Instruction — Go through the material below and count the lines with the string "name"; the number is the whole answer.
##### Input rows #####
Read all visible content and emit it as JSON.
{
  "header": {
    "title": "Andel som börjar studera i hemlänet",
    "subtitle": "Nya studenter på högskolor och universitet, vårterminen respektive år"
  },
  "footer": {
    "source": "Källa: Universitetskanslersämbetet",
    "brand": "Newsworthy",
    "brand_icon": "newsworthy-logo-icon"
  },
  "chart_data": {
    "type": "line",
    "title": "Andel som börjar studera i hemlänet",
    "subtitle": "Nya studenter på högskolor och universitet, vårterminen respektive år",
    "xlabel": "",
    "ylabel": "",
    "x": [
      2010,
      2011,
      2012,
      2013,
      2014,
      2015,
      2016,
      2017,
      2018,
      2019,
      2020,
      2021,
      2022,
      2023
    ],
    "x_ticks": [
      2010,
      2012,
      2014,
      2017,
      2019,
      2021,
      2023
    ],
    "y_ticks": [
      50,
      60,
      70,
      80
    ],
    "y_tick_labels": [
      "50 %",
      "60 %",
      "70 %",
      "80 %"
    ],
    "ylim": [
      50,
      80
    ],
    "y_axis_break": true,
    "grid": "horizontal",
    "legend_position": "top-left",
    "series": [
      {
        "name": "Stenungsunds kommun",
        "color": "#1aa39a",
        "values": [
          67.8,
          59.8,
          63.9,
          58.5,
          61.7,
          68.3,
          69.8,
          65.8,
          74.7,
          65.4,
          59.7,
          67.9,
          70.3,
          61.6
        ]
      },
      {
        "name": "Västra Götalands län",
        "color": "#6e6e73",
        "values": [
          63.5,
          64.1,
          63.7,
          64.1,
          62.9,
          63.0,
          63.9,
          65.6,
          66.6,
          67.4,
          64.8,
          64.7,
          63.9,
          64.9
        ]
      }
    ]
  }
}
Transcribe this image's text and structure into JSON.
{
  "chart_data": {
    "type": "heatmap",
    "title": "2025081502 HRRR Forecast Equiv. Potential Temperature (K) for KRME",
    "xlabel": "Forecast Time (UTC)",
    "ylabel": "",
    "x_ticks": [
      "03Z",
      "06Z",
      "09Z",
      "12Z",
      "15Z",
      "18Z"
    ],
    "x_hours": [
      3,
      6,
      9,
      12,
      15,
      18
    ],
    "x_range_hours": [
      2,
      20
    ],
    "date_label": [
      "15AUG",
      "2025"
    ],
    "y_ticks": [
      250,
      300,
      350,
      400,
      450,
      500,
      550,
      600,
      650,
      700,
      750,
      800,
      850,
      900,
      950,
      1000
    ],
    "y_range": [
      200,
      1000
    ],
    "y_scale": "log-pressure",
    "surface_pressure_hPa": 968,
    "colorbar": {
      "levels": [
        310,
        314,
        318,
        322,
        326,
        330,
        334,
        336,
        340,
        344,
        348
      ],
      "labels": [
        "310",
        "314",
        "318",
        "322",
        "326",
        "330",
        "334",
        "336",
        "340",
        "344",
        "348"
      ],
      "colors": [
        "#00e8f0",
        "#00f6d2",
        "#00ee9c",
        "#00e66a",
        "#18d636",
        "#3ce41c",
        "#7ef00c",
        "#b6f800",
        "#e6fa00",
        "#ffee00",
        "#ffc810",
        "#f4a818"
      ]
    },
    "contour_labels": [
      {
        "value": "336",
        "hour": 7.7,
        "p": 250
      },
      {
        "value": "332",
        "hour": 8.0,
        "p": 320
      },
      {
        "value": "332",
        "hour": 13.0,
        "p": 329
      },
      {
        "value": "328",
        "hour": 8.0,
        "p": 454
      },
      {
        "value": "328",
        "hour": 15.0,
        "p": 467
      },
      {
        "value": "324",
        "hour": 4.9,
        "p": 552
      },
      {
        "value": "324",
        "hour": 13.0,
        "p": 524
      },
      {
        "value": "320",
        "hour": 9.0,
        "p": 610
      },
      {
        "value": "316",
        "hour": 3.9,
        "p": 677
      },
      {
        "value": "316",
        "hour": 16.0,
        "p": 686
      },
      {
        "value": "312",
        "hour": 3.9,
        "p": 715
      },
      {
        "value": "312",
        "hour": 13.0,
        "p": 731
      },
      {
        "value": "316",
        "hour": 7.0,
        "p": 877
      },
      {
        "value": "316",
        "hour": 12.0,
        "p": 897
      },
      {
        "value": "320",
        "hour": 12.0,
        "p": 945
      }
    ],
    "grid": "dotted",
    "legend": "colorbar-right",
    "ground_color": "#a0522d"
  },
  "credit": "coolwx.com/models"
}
#####
Exercise answer — 2